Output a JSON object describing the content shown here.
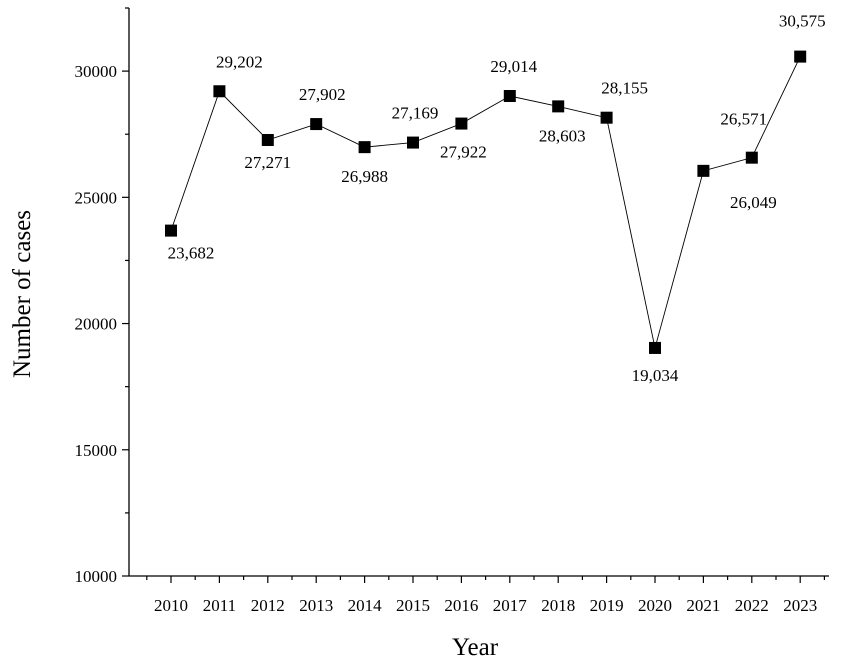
{
  "chart_data": {
    "type": "line",
    "xlabel": "Year",
    "ylabel": "Number of cases",
    "x": [
      "2010",
      "2011",
      "2012",
      "2013",
      "2014",
      "2015",
      "2016",
      "2017",
      "2018",
      "2019",
      "2020",
      "2021",
      "2022",
      "2023"
    ],
    "values": [
      23682,
      29202,
      27271,
      27902,
      26988,
      27169,
      27922,
      29014,
      28603,
      28155,
      19034,
      26049,
      26571,
      30575
    ],
    "data_labels": [
      "23,682",
      "29,202",
      "27,271",
      "27,902",
      "26,988",
      "27,169",
      "27,922",
      "29,014",
      "28,603",
      "28,155",
      "19,034",
      "26,049",
      "26,571",
      "30,575"
    ],
    "ylim": [
      10000,
      32500
    ],
    "yticks": [
      10000,
      15000,
      20000,
      25000,
      30000
    ],
    "ytick_labels": [
      "10000",
      "15000",
      "20000",
      "25000",
      "30000"
    ],
    "grid": false,
    "marker": "square",
    "color": "#000000"
  }
}
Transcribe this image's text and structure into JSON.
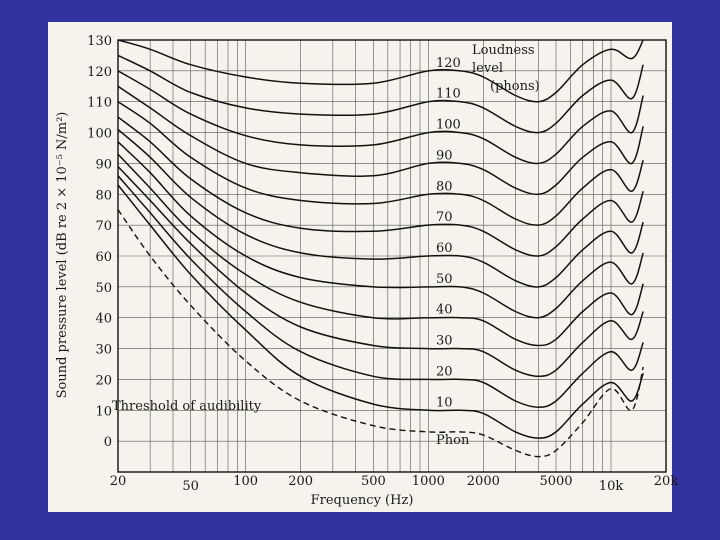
{
  "chart_data": {
    "type": "line",
    "xlabel": "Frequency (Hz)",
    "ylabel": "Sound pressure level (dB re 2 × 10⁻⁵ N/m²)",
    "x_scale": "log",
    "xlim": [
      20,
      20000
    ],
    "ylim": [
      -10,
      130
    ],
    "x_ticks": [
      {
        "v": 20,
        "label": "20"
      },
      {
        "v": 50,
        "label": "50"
      },
      {
        "v": 100,
        "label": "100"
      },
      {
        "v": 200,
        "label": "200"
      },
      {
        "v": 500,
        "label": "500"
      },
      {
        "v": 1000,
        "label": "1000"
      },
      {
        "v": 2000,
        "label": "2000"
      },
      {
        "v": 5000,
        "label": "5000"
      },
      {
        "v": 10000,
        "label": "10k"
      },
      {
        "v": 20000,
        "label": "20k"
      }
    ],
    "y_ticks": [
      0,
      10,
      20,
      30,
      40,
      50,
      60,
      70,
      80,
      90,
      100,
      110,
      120,
      130
    ],
    "grid": true,
    "curve_x": [
      20,
      30,
      50,
      100,
      200,
      500,
      1000,
      1500,
      2000,
      3000,
      4000,
      5000,
      7000,
      10000,
      13000,
      15000
    ],
    "series": [
      {
        "name": "10",
        "values": [
          83,
          70,
          54,
          36,
          21,
          12,
          10,
          10,
          9,
          3,
          1,
          3,
          12,
          19,
          13,
          22
        ]
      },
      {
        "name": "20",
        "values": [
          86,
          74,
          59,
          42,
          29,
          21,
          20,
          20,
          19,
          13,
          11,
          13,
          22,
          29,
          23,
          32
        ]
      },
      {
        "name": "30",
        "values": [
          89,
          78,
          64,
          48,
          37,
          31,
          30,
          30,
          29,
          23,
          21,
          23,
          32,
          39,
          33,
          42
        ]
      },
      {
        "name": "40",
        "values": [
          93,
          82,
          68,
          54,
          45,
          40,
          40,
          40,
          39,
          33,
          31,
          33,
          42,
          48,
          41,
          51
        ]
      },
      {
        "name": "50",
        "values": [
          97,
          87,
          73,
          60,
          53,
          50,
          50,
          50,
          48,
          42,
          40,
          43,
          52,
          58,
          51,
          61
        ]
      },
      {
        "name": "60",
        "values": [
          101,
          92,
          79,
          67,
          61,
          59,
          60,
          60,
          58,
          52,
          50,
          53,
          62,
          68,
          61,
          71
        ]
      },
      {
        "name": "70",
        "values": [
          105,
          97,
          85,
          74,
          69,
          68,
          70,
          70,
          68,
          62,
          60,
          63,
          72,
          78,
          71,
          81
        ]
      },
      {
        "name": "80",
        "values": [
          110,
          103,
          92,
          82,
          78,
          77,
          80,
          80,
          78,
          72,
          70,
          73,
          82,
          88,
          81,
          91
        ]
      },
      {
        "name": "90",
        "values": [
          115,
          108,
          99,
          90,
          87,
          86,
          90,
          90,
          88,
          82,
          80,
          83,
          92,
          97,
          90,
          102
        ]
      },
      {
        "name": "100",
        "values": [
          120,
          114,
          106,
          99,
          96,
          96,
          100,
          100,
          98,
          92,
          90,
          93,
          102,
          107,
          100,
          112
        ]
      },
      {
        "name": "110",
        "values": [
          125,
          120,
          113,
          108,
          106,
          106,
          110,
          110,
          108,
          102,
          100,
          103,
          112,
          117,
          111,
          122
        ]
      },
      {
        "name": "120",
        "values": [
          130,
          127,
          122,
          118,
          116,
          116,
          120,
          120,
          118,
          112,
          110,
          113,
          122,
          127,
          124,
          130
        ]
      }
    ],
    "threshold": {
      "name": "Threshold of audibility",
      "x": [
        20,
        30,
        50,
        100,
        200,
        500,
        1000,
        1500,
        2000,
        3000,
        4000,
        5000,
        7000,
        10000,
        13000,
        15000
      ],
      "values": [
        75,
        60,
        44,
        26,
        13,
        5,
        3,
        3,
        2,
        -3,
        -5,
        -3,
        6,
        17,
        10,
        24
      ]
    },
    "annotations": {
      "loudness_1": "Loudness",
      "loudness_2": "level",
      "loudness_3": "(phons)",
      "threshold": "Threshold of audibility",
      "phon": "Phon"
    }
  }
}
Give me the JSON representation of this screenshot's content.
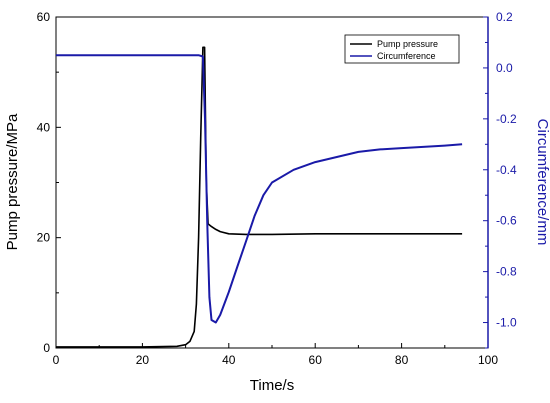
{
  "chart_data": {
    "type": "line",
    "x_axis": {
      "label": "Time/s",
      "range": [
        0,
        100
      ],
      "ticks": [
        0,
        20,
        40,
        60,
        80,
        100
      ]
    },
    "y_left": {
      "label": "Pump pressure/MPa",
      "range": [
        0,
        60
      ],
      "ticks": [
        0,
        20,
        40,
        60
      ]
    },
    "y_right": {
      "label": "Circumference/mm",
      "range": [
        -1.1,
        0.2
      ],
      "ticks": [
        0.2,
        0.0,
        -0.2,
        -0.4,
        -0.6,
        -0.8,
        -1.0
      ],
      "tick_labels": [
        "0.2",
        "0.0",
        "-0.2",
        "-0.4",
        "-0.6",
        "-0.8",
        "-1.0"
      ],
      "color": "#1a1aa8"
    },
    "legend": {
      "position": "top-right"
    },
    "series": [
      {
        "name": "Pump pressure",
        "axis": "left",
        "color": "#000000",
        "points": [
          [
            0,
            0.2
          ],
          [
            10,
            0.2
          ],
          [
            20,
            0.2
          ],
          [
            28,
            0.3
          ],
          [
            30,
            0.6
          ],
          [
            31,
            1.2
          ],
          [
            32,
            3
          ],
          [
            32.5,
            8
          ],
          [
            33,
            20
          ],
          [
            33.5,
            38
          ],
          [
            34,
            54.5
          ],
          [
            34.4,
            54.5
          ],
          [
            34.8,
            30
          ],
          [
            35.2,
            22.5
          ],
          [
            36,
            22
          ],
          [
            37,
            21.5
          ],
          [
            38,
            21.1
          ],
          [
            40,
            20.7
          ],
          [
            44,
            20.6
          ],
          [
            50,
            20.6
          ],
          [
            60,
            20.7
          ],
          [
            70,
            20.7
          ],
          [
            80,
            20.7
          ],
          [
            94,
            20.7
          ]
        ]
      },
      {
        "name": "Circumference",
        "axis": "right",
        "color": "#1a1aa8",
        "points": [
          [
            0,
            0.05
          ],
          [
            10,
            0.05
          ],
          [
            20,
            0.05
          ],
          [
            30,
            0.05
          ],
          [
            33,
            0.05
          ],
          [
            34,
            0.045
          ],
          [
            34.5,
            -0.2
          ],
          [
            35,
            -0.6
          ],
          [
            35.5,
            -0.9
          ],
          [
            36,
            -0.99
          ],
          [
            37,
            -1.0
          ],
          [
            38,
            -0.97
          ],
          [
            40,
            -0.88
          ],
          [
            42,
            -0.78
          ],
          [
            44,
            -0.68
          ],
          [
            46,
            -0.58
          ],
          [
            48,
            -0.5
          ],
          [
            50,
            -0.45
          ],
          [
            55,
            -0.4
          ],
          [
            60,
            -0.37
          ],
          [
            65,
            -0.35
          ],
          [
            70,
            -0.33
          ],
          [
            75,
            -0.32
          ],
          [
            80,
            -0.315
          ],
          [
            85,
            -0.31
          ],
          [
            90,
            -0.305
          ],
          [
            94,
            -0.3
          ]
        ]
      }
    ]
  }
}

******************************

Pull out the lines above in which the word "Pump" appears.

      "label": "Pump pressure/MPa",
        "name": "Pump pressure",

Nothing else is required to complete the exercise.